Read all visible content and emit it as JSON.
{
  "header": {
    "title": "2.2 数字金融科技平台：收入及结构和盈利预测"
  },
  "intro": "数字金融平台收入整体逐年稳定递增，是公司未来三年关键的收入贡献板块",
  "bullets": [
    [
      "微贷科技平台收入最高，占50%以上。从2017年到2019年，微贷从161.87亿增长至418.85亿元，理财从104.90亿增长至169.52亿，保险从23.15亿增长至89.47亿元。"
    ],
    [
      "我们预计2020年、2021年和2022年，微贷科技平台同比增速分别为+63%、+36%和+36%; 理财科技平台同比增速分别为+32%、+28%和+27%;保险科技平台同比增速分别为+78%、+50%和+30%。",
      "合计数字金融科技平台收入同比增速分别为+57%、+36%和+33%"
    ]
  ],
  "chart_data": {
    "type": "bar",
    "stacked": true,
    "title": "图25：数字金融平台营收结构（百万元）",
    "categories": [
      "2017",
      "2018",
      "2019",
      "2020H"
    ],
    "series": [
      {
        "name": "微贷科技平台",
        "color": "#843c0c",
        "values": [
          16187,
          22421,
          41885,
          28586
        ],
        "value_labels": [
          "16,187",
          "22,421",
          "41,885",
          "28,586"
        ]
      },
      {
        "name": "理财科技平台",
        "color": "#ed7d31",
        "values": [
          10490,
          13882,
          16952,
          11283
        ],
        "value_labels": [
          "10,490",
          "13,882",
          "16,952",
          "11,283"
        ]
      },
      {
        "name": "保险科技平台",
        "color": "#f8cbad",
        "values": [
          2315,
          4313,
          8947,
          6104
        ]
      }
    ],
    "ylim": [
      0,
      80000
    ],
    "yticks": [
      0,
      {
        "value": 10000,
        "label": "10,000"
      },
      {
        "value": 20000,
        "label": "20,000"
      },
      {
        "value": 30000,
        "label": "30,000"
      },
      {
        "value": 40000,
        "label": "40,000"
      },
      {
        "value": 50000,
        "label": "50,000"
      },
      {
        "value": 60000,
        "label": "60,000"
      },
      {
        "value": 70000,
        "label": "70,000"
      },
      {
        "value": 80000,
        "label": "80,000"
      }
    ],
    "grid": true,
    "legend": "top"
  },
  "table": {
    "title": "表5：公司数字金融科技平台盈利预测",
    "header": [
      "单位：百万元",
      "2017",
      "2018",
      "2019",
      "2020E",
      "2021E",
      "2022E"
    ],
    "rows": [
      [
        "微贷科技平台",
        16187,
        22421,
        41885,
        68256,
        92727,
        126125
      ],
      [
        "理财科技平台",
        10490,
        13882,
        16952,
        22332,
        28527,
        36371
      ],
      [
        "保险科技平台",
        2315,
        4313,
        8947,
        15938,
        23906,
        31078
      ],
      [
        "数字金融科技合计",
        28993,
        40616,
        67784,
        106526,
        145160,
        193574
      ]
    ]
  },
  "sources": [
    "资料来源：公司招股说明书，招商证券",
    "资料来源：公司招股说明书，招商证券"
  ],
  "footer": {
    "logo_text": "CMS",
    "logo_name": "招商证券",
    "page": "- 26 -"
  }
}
◆ ◆ ◆ ◆ ◆
PROMPT:
Give the records above again, word for word.

SOLVED PROBLEM:
Read all visible content and emit it as JSON.
{
  "header": {
    "title": "2.2 数字金融科技平台：收入及结构和盈利预测"
  },
  "intro": "数字金融平台收入整体逐年稳定递增，是公司未来三年关键的收入贡献板块",
  "bullets": [
    [
      "微贷科技平台收入最高，占50%以上。从2017年到2019年，微贷从161.87亿增长至418.85亿元，理财从104.90亿增长至169.52亿，保险从23.15亿增长至89.47亿元。"
    ],
    [
      "我们预计2020年、2021年和2022年，微贷科技平台同比增速分别为+63%、+36%和+36%; 理财科技平台同比增速分别为+32%、+28%和+27%;保险科技平台同比增速分别为+78%、+50%和+30%。",
      "合计数字金融科技平台收入同比增速分别为+57%、+36%和+33%"
    ]
  ],
  "chart_data": {
    "type": "bar",
    "stacked": true,
    "title": "图25：数字金融平台营收结构（百万元）",
    "categories": [
      "2017",
      "2018",
      "2019",
      "2020H"
    ],
    "series": [
      {
        "name": "微贷科技平台",
        "color": "#843c0c",
        "values": [
          16187,
          22421,
          41885,
          28586
        ],
        "value_labels": [
          "16,187",
          "22,421",
          "41,885",
          "28,586"
        ]
      },
      {
        "name": "理财科技平台",
        "color": "#ed7d31",
        "values": [
          10490,
          13882,
          16952,
          11283
        ],
        "value_labels": [
          "10,490",
          "13,882",
          "16,952",
          "11,283"
        ]
      },
      {
        "name": "保险科技平台",
        "color": "#f8cbad",
        "values": [
          2315,
          4313,
          8947,
          6104
        ]
      }
    ],
    "ylim": [
      0,
      80000
    ],
    "yticks": [
      0,
      {
        "value": 10000,
        "label": "10,000"
      },
      {
        "value": 20000,
        "label": "20,000"
      },
      {
        "value": 30000,
        "label": "30,000"
      },
      {
        "value": 40000,
        "label": "40,000"
      },
      {
        "value": 50000,
        "label": "50,000"
      },
      {
        "value": 60000,
        "label": "60,000"
      },
      {
        "value": 70000,
        "label": "70,000"
      },
      {
        "value": 80000,
        "label": "80,000"
      }
    ],
    "grid": true,
    "legend": "top"
  },
  "table": {
    "title": "表5：公司数字金融科技平台盈利预测",
    "header": [
      "单位：百万元",
      "2017",
      "2018",
      "2019",
      "2020E",
      "2021E",
      "2022E"
    ],
    "rows": [
      [
        "微贷科技平台",
        16187,
        22421,
        41885,
        68256,
        92727,
        126125
      ],
      [
        "理财科技平台",
        10490,
        13882,
        16952,
        22332,
        28527,
        36371
      ],
      [
        "保险科技平台",
        2315,
        4313,
        8947,
        15938,
        23906,
        31078
      ],
      [
        "数字金融科技合计",
        28993,
        40616,
        67784,
        106526,
        145160,
        193574
      ]
    ]
  },
  "sources": [
    "资料来源：公司招股说明书，招商证券",
    "资料来源：公司招股说明书，招商证券"
  ],
  "footer": {
    "logo_text": "CMS",
    "logo_name": "招商证券",
    "page": "- 26 -"
  }
}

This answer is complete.